#### [The task]
Look through the material below and count the lines with the string "Shots". Report only the count.

#### [Exercise data]
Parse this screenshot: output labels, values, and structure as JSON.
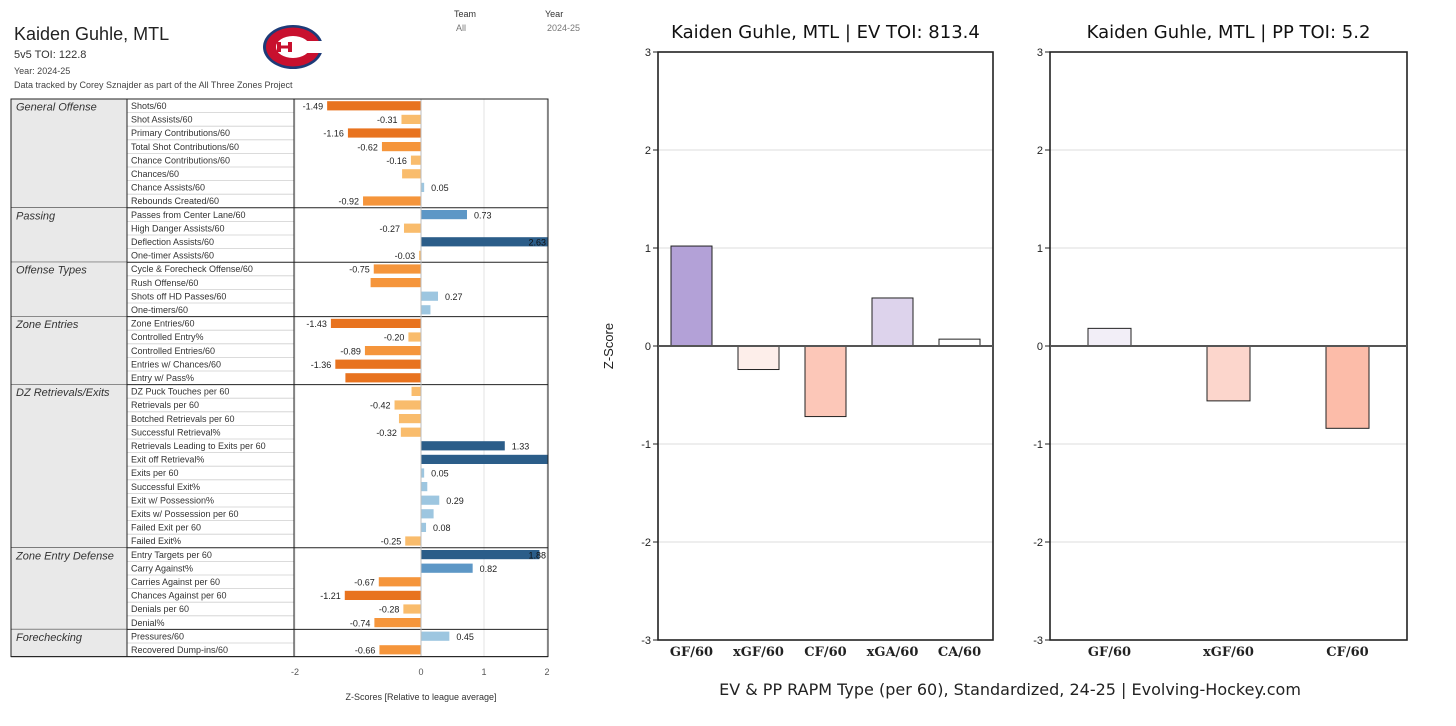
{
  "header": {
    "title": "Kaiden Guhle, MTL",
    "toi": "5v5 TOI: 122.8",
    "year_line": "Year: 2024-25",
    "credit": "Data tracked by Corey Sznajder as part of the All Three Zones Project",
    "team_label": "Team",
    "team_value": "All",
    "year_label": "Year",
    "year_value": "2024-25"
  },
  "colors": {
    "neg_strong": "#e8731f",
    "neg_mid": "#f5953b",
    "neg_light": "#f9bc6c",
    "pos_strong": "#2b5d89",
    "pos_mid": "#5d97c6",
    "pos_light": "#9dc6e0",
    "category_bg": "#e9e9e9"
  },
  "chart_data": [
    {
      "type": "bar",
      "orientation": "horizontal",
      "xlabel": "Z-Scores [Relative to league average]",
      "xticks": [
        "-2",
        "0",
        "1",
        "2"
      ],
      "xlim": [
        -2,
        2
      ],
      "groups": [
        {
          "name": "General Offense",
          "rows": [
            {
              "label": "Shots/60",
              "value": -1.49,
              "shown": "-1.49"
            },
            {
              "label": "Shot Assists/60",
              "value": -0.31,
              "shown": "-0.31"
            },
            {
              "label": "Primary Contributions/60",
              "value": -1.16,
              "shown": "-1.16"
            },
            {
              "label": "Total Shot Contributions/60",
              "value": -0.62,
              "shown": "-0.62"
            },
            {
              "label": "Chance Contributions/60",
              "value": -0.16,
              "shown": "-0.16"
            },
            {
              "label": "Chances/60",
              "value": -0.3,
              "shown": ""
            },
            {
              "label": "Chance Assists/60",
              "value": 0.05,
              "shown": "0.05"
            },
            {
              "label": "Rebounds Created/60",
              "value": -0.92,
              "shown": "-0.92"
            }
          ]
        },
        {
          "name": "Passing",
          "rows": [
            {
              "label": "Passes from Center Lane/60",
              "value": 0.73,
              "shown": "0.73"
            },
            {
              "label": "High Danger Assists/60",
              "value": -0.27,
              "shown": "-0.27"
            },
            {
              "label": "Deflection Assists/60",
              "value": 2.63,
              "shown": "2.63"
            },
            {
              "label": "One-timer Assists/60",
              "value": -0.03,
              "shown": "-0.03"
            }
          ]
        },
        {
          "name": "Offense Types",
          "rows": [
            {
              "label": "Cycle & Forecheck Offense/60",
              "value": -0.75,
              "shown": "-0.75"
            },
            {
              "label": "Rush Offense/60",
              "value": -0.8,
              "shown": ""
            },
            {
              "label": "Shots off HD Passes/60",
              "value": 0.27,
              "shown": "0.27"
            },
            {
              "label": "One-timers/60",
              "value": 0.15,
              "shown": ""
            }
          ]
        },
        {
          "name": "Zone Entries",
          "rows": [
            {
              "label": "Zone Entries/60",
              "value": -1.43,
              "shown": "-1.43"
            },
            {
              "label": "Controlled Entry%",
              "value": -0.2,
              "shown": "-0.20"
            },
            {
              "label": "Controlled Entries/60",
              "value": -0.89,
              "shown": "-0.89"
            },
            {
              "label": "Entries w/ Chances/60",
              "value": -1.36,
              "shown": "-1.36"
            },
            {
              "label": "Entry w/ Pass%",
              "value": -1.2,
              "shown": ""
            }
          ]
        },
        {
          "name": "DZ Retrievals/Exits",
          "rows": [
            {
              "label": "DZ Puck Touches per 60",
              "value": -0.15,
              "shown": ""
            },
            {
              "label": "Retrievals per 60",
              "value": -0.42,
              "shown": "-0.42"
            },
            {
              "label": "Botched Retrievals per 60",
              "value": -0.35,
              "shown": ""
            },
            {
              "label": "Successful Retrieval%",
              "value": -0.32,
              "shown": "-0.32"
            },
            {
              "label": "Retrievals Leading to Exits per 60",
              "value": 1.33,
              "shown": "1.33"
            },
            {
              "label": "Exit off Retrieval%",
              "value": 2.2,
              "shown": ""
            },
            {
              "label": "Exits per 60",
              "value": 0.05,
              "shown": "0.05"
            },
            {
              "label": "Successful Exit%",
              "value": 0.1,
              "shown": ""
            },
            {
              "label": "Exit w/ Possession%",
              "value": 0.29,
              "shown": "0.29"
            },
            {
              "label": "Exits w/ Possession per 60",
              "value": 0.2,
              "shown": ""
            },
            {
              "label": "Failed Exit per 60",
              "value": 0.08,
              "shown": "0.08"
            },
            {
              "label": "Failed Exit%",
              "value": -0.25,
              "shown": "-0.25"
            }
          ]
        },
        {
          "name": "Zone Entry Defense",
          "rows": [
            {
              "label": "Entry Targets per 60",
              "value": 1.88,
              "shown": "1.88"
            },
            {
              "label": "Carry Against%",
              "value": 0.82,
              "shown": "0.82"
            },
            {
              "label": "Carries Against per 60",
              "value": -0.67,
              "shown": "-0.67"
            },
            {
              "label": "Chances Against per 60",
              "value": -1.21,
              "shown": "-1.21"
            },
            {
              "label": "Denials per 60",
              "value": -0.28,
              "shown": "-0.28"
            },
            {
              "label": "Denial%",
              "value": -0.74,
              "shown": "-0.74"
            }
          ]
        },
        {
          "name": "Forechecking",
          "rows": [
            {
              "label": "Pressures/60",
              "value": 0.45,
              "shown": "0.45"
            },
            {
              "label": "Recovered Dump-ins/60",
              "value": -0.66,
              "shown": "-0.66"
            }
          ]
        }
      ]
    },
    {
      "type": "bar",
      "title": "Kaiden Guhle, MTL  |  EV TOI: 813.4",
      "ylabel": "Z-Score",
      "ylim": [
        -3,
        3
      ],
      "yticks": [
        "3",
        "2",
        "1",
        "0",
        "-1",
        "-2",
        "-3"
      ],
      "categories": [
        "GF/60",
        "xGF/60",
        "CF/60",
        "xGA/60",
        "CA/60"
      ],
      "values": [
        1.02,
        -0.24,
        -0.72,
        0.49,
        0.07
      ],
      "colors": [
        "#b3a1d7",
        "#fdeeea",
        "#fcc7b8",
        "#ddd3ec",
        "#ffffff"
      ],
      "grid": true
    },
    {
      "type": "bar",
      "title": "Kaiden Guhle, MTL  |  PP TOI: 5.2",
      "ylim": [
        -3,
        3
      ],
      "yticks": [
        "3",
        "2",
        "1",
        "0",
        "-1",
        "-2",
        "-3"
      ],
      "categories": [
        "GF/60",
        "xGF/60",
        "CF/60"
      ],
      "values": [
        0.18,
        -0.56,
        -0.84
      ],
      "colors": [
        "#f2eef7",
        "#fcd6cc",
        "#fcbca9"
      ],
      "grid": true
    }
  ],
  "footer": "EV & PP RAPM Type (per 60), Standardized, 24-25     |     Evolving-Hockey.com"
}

---

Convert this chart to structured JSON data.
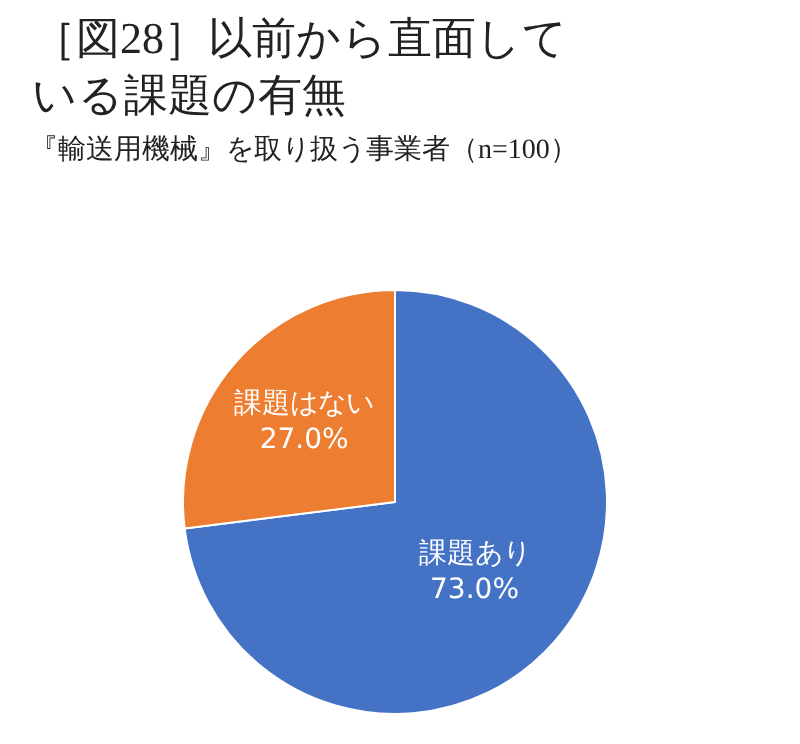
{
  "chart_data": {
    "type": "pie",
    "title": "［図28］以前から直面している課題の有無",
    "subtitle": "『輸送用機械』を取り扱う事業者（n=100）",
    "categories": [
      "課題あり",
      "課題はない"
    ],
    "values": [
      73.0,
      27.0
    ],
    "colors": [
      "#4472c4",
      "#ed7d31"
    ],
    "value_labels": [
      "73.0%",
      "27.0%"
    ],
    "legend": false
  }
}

--

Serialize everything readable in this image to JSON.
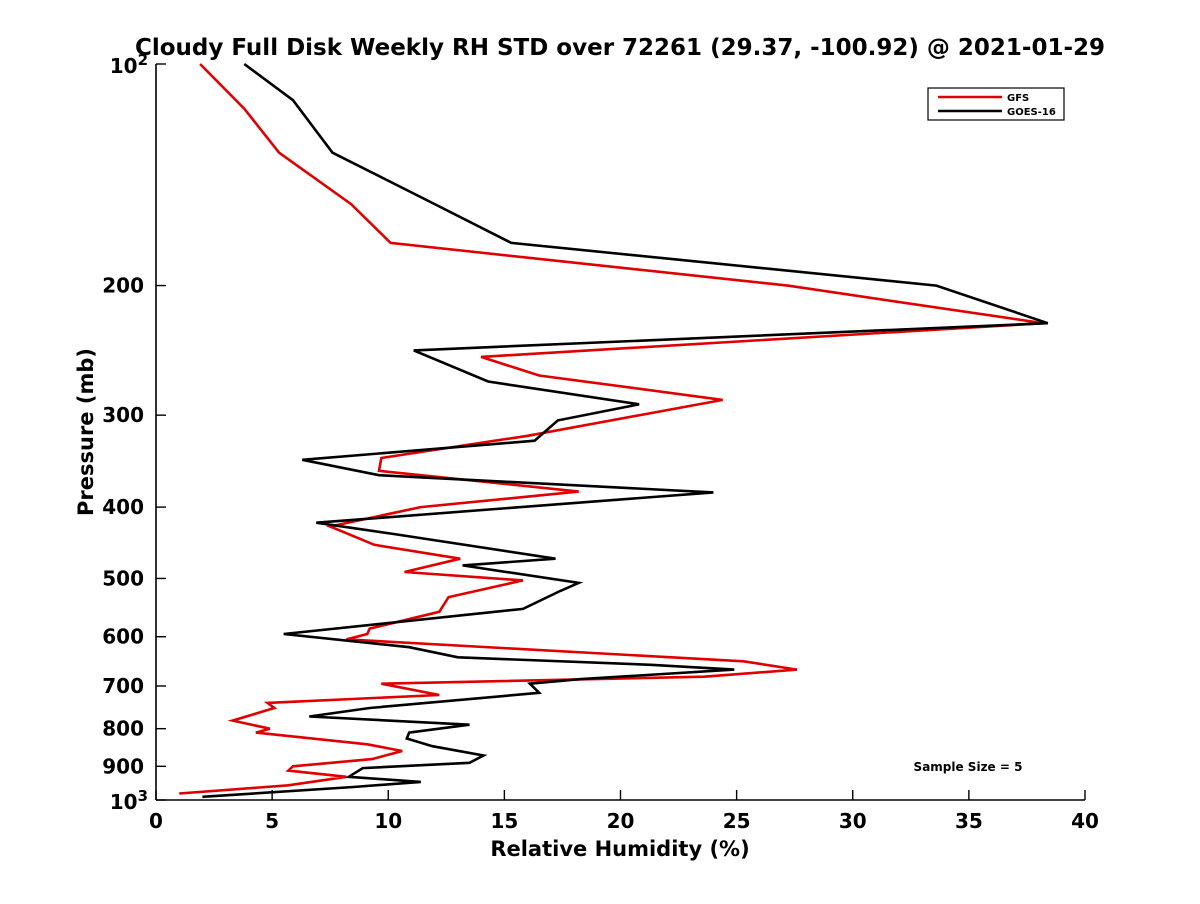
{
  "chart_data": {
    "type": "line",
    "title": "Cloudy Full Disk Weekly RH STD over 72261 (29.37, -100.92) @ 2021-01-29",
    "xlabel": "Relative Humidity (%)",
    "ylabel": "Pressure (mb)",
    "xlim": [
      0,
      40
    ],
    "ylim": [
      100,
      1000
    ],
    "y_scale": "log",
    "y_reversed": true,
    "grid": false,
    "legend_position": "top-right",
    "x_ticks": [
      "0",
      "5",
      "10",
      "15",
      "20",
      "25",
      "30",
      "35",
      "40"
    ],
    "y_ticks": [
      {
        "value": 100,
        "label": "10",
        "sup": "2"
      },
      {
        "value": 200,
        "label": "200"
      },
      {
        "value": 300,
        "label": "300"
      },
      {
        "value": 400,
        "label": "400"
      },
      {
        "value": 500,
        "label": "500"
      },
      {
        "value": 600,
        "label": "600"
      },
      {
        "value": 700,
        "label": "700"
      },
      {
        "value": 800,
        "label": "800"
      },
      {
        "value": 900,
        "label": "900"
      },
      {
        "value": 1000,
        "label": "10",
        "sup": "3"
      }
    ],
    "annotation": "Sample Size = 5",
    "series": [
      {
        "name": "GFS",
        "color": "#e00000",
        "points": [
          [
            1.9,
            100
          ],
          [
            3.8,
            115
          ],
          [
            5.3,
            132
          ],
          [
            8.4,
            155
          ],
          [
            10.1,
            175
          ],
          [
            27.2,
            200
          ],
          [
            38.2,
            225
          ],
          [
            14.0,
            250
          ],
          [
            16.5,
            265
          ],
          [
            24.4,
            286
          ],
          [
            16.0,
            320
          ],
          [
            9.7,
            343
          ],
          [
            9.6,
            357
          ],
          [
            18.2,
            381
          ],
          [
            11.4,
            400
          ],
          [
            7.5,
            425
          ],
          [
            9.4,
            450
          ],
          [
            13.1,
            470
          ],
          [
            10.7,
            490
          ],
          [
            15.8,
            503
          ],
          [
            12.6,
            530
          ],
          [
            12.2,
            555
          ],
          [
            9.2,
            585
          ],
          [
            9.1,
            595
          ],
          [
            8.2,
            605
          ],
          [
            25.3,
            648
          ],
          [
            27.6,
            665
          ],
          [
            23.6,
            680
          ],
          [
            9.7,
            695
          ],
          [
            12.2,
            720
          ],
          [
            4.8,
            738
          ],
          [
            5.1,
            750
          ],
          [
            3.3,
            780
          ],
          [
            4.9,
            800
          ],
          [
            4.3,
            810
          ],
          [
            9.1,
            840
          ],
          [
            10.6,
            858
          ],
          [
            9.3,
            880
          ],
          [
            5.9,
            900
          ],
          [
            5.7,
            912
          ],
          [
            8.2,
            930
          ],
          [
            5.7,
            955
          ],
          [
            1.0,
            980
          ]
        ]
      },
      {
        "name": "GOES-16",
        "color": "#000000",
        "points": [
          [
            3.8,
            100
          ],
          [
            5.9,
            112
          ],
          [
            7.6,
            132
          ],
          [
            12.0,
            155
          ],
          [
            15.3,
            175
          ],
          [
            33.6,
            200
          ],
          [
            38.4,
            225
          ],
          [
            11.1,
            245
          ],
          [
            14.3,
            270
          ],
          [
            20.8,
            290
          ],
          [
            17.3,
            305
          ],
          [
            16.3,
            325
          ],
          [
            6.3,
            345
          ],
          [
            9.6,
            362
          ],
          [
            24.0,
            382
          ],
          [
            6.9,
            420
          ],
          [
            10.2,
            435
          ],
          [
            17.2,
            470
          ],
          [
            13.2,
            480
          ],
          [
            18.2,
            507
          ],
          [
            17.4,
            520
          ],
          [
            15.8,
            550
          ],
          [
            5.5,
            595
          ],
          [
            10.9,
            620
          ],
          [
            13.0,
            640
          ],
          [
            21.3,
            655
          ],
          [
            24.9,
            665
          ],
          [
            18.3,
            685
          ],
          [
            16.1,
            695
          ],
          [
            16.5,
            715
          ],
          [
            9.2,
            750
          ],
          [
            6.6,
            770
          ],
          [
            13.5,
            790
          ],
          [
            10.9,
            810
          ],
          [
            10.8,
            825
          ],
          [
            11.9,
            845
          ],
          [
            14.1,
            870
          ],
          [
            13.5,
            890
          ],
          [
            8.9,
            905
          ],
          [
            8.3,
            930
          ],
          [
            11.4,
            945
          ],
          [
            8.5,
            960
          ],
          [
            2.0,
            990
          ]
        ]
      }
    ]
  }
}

#### [Answer to the exercise]
2